§ **PROBLEM DESCRIPTION**
Tally the lines of the listing that contain the string "Eltern". Give the number and nothing else.

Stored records
---------------

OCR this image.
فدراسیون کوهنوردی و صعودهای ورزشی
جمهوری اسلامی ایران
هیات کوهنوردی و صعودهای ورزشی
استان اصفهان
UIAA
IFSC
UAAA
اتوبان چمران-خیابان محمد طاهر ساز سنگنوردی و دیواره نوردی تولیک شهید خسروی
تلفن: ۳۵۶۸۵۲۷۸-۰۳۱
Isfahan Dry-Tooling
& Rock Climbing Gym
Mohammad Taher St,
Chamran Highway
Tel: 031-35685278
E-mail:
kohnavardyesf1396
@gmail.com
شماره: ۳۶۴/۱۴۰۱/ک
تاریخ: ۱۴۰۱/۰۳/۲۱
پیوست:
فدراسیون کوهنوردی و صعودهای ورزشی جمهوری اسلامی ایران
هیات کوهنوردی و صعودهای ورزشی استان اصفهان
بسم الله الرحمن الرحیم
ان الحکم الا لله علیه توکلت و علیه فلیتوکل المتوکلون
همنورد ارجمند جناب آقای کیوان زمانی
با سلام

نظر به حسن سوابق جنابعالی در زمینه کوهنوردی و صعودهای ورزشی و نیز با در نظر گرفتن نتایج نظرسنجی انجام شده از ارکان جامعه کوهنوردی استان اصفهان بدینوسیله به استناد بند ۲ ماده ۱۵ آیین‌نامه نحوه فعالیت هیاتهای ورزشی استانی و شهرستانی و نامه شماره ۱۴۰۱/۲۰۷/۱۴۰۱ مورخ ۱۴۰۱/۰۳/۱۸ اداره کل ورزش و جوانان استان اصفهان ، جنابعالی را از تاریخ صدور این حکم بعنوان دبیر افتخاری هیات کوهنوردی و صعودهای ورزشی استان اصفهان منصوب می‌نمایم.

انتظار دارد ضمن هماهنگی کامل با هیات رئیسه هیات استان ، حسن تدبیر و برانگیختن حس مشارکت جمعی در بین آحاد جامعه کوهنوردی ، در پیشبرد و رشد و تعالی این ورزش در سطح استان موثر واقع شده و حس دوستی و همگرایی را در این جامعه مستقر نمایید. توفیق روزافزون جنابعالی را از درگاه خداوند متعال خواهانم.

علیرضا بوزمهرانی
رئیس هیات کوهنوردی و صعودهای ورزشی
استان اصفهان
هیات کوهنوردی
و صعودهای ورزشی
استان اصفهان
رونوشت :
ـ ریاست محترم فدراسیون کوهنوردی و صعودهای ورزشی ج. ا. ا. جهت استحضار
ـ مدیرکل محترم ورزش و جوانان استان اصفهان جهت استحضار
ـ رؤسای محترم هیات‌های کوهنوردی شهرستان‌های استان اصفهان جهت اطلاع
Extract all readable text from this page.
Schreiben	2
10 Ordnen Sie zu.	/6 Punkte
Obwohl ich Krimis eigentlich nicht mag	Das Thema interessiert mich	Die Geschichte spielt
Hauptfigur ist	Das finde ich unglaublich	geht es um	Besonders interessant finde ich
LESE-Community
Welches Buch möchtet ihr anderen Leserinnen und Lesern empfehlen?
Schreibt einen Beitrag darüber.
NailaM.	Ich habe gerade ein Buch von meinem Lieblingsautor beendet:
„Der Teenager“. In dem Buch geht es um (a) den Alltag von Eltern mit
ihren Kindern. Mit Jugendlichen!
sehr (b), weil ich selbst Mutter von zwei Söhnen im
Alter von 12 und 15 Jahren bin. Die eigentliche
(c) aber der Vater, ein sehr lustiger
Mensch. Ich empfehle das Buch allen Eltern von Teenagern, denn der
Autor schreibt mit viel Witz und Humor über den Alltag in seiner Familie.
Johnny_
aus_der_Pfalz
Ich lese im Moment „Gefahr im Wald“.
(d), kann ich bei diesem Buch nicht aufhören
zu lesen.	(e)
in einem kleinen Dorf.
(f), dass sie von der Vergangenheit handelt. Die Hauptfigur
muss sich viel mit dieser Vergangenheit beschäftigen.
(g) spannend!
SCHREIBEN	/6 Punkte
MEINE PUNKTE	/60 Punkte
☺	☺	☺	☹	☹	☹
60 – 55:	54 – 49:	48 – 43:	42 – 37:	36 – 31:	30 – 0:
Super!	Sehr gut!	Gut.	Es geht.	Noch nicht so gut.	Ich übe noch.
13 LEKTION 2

---------------

§ **EXPECTED ANSWER**
2